Find the lines holding the word "Output" and collect them.

[Dataset excerpts]
● ● ●
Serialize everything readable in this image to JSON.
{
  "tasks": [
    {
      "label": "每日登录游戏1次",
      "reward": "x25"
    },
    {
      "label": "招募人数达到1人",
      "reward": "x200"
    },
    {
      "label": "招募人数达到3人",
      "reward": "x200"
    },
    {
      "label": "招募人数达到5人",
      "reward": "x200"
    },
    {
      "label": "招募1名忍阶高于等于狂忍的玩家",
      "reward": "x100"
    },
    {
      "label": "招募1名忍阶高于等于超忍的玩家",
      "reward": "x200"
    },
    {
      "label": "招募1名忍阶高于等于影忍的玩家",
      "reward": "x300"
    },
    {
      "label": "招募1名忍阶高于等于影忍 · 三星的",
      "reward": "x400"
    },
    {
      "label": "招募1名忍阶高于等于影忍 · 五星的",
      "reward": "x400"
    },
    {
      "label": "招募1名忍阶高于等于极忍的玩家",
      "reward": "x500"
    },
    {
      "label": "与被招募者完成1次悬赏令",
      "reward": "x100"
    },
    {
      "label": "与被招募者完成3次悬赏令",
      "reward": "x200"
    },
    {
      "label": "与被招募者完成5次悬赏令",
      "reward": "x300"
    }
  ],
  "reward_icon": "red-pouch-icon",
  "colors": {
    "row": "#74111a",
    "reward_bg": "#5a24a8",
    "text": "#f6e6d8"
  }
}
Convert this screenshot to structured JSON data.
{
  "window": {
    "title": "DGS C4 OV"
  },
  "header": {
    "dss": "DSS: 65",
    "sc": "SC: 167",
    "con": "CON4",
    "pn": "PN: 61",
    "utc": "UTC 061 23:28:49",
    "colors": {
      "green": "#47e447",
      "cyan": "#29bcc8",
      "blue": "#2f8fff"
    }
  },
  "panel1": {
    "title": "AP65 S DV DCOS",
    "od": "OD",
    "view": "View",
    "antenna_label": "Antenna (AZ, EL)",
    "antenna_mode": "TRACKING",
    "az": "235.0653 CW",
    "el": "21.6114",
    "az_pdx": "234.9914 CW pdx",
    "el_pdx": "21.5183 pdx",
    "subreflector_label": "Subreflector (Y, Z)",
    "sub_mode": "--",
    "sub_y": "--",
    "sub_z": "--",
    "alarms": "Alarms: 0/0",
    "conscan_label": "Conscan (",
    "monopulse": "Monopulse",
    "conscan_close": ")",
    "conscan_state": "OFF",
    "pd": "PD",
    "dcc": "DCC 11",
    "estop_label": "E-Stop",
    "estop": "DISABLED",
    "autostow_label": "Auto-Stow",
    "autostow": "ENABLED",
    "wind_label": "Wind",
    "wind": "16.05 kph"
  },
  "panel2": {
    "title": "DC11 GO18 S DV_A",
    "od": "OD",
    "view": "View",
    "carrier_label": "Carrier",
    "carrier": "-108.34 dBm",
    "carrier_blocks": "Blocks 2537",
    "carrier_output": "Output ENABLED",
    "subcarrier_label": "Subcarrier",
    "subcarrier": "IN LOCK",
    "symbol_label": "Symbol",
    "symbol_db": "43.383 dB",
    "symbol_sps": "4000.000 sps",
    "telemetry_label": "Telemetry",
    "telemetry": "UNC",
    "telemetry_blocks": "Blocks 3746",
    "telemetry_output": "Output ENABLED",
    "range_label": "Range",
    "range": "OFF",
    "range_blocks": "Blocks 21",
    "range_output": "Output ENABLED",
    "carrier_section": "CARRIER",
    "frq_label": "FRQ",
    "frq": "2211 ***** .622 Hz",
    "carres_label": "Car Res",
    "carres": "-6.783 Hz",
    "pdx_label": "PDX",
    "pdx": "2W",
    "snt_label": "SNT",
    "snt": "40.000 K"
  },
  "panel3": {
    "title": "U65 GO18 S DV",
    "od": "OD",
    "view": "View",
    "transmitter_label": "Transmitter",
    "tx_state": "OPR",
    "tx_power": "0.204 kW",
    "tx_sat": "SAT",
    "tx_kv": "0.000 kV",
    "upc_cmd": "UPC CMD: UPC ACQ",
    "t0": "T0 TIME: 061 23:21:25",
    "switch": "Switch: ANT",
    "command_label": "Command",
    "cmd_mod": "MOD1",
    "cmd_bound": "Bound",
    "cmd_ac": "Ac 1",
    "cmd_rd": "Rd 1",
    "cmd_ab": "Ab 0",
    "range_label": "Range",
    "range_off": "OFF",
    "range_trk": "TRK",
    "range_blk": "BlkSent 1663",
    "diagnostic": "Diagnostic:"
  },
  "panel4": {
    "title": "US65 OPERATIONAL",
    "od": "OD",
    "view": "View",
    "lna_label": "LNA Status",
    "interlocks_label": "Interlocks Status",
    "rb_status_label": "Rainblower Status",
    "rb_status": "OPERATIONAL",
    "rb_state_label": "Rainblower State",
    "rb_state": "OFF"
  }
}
● ● ●
- Answer for this exercise
    "carrier_output": "Output ENABLED",
    "telemetry_output": "Output ENABLED",
    "range_output": "Output ENABLED",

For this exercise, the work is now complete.